■ PROBLEM DESCRIPTION
Only the pictures stay out; every record is to be quoted exactly.

┌─ DATASET RECORDS

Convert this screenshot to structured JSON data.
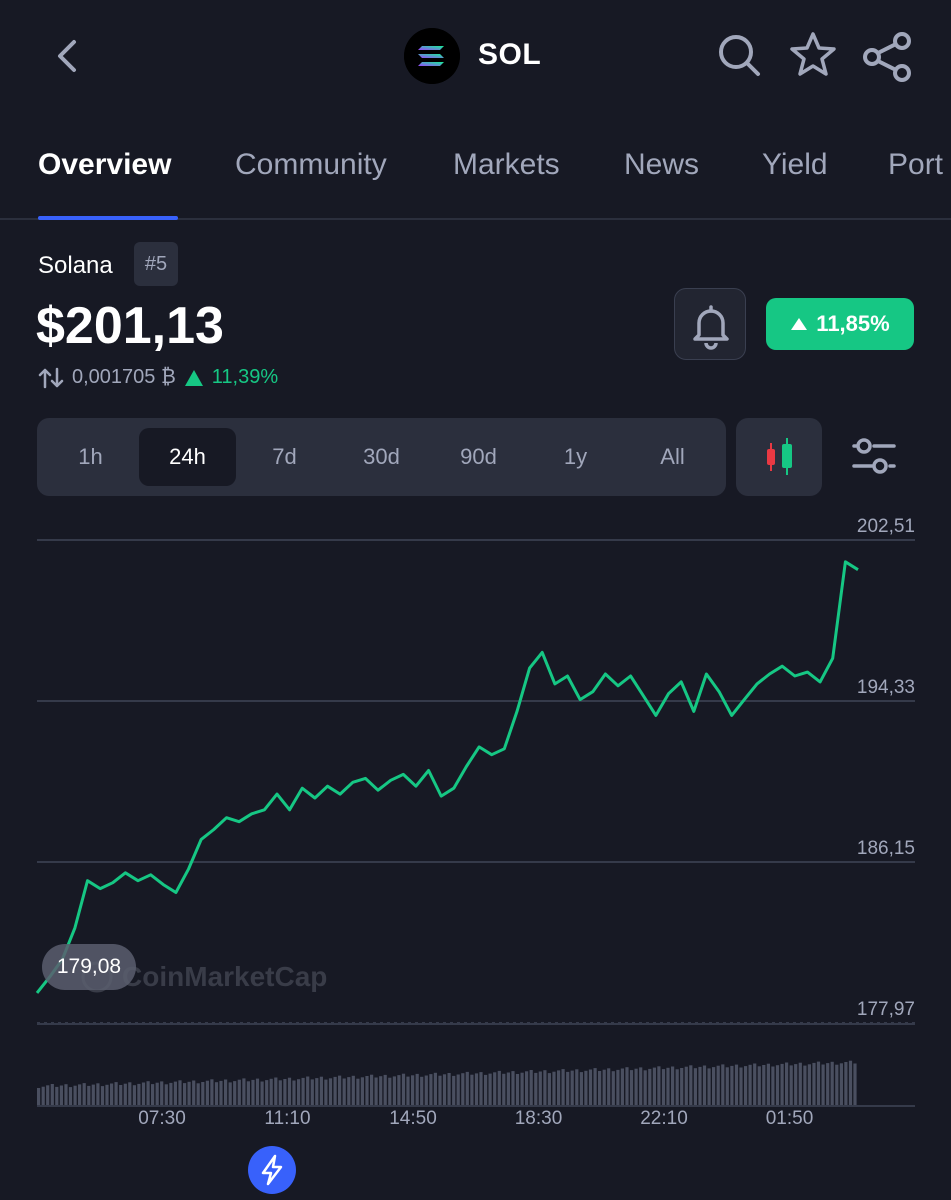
{
  "header": {
    "symbol": "SOL",
    "icons": [
      "back-arrow-icon",
      "solana-logo-icon",
      "search-icon",
      "star-icon",
      "share-icon"
    ]
  },
  "tabs": [
    {
      "label": "Overview",
      "active": true
    },
    {
      "label": "Community",
      "active": false
    },
    {
      "label": "Markets",
      "active": false
    },
    {
      "label": "News",
      "active": false
    },
    {
      "label": "Yield",
      "active": false
    },
    {
      "label": "Port",
      "active": false
    }
  ],
  "coin": {
    "name": "Solana",
    "rank": "#5",
    "price": "$201,13",
    "btc_price": "0,001705 ₿",
    "btc_change": "11,39%",
    "change_24h": "11,85%"
  },
  "ranges": [
    "1h",
    "24h",
    "7d",
    "30d",
    "90d",
    "1y",
    "All"
  ],
  "selected_range": "24h",
  "colors": {
    "background": "#171924",
    "accent": "#3861fb",
    "positive": "#16c784",
    "negative": "#ea3943",
    "muted": "#a1a7bb"
  },
  "chart_labels": {
    "start_value": "179,08",
    "watermark": "CoinMarketCap"
  },
  "chart_data": {
    "type": "line",
    "title": "",
    "xlabel": "",
    "ylabel": "",
    "x_ticks": [
      "07:30",
      "11:10",
      "14:50",
      "18:30",
      "22:10",
      "01:50"
    ],
    "y_ticks": [
      "202,51",
      "194,33",
      "186,15",
      "177,97"
    ],
    "ylim": [
      177.97,
      202.51
    ],
    "start_value": 179.08,
    "values": [
      179.5,
      180.3,
      181.2,
      182.8,
      185.2,
      184.8,
      185.1,
      185.6,
      185.2,
      185.5,
      185.0,
      184.6,
      185.8,
      187.3,
      187.8,
      188.4,
      188.2,
      188.6,
      188.8,
      189.6,
      188.8,
      189.9,
      189.4,
      190.0,
      189.6,
      190.2,
      190.4,
      189.8,
      190.3,
      190.6,
      190.0,
      190.8,
      189.5,
      189.9,
      191.0,
      192.0,
      191.6,
      191.9,
      193.8,
      196.0,
      196.8,
      195.2,
      195.6,
      194.4,
      194.8,
      195.7,
      195.1,
      195.6,
      194.6,
      193.6,
      194.7,
      195.3,
      193.8,
      195.7,
      194.8,
      193.6,
      194.4,
      195.2,
      195.7,
      196.1,
      195.6,
      195.8,
      195.3,
      196.5,
      201.4,
      201.0
    ],
    "volume": "bars",
    "grid": true,
    "series": [
      {
        "name": "",
        "color": "#16c784"
      }
    ]
  }
}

└─

■ RESPONSE
Convert this screenshot to structured JSON data.
{
  "header": {
    "symbol": "SOL",
    "icons": [
      "back-arrow-icon",
      "solana-logo-icon",
      "search-icon",
      "star-icon",
      "share-icon"
    ]
  },
  "tabs": [
    {
      "label": "Overview",
      "active": true
    },
    {
      "label": "Community",
      "active": false
    },
    {
      "label": "Markets",
      "active": false
    },
    {
      "label": "News",
      "active": false
    },
    {
      "label": "Yield",
      "active": false
    },
    {
      "label": "Port",
      "active": false
    }
  ],
  "coin": {
    "name": "Solana",
    "rank": "#5",
    "price": "$201,13",
    "btc_price": "0,001705 ₿",
    "btc_change": "11,39%",
    "change_24h": "11,85%"
  },
  "ranges": [
    "1h",
    "24h",
    "7d",
    "30d",
    "90d",
    "1y",
    "All"
  ],
  "selected_range": "24h",
  "colors": {
    "background": "#171924",
    "accent": "#3861fb",
    "positive": "#16c784",
    "negative": "#ea3943",
    "muted": "#a1a7bb"
  },
  "chart_labels": {
    "start_value": "179,08",
    "watermark": "CoinMarketCap"
  },
  "chart_data": {
    "type": "line",
    "title": "",
    "xlabel": "",
    "ylabel": "",
    "x_ticks": [
      "07:30",
      "11:10",
      "14:50",
      "18:30",
      "22:10",
      "01:50"
    ],
    "y_ticks": [
      "202,51",
      "194,33",
      "186,15",
      "177,97"
    ],
    "ylim": [
      177.97,
      202.51
    ],
    "start_value": 179.08,
    "values": [
      179.5,
      180.3,
      181.2,
      182.8,
      185.2,
      184.8,
      185.1,
      185.6,
      185.2,
      185.5,
      185.0,
      184.6,
      185.8,
      187.3,
      187.8,
      188.4,
      188.2,
      188.6,
      188.8,
      189.6,
      188.8,
      189.9,
      189.4,
      190.0,
      189.6,
      190.2,
      190.4,
      189.8,
      190.3,
      190.6,
      190.0,
      190.8,
      189.5,
      189.9,
      191.0,
      192.0,
      191.6,
      191.9,
      193.8,
      196.0,
      196.8,
      195.2,
      195.6,
      194.4,
      194.8,
      195.7,
      195.1,
      195.6,
      194.6,
      193.6,
      194.7,
      195.3,
      193.8,
      195.7,
      194.8,
      193.6,
      194.4,
      195.2,
      195.7,
      196.1,
      195.6,
      195.8,
      195.3,
      196.5,
      201.4,
      201.0
    ],
    "volume": "bars",
    "grid": true,
    "series": [
      {
        "name": "",
        "color": "#16c784"
      }
    ]
  }
}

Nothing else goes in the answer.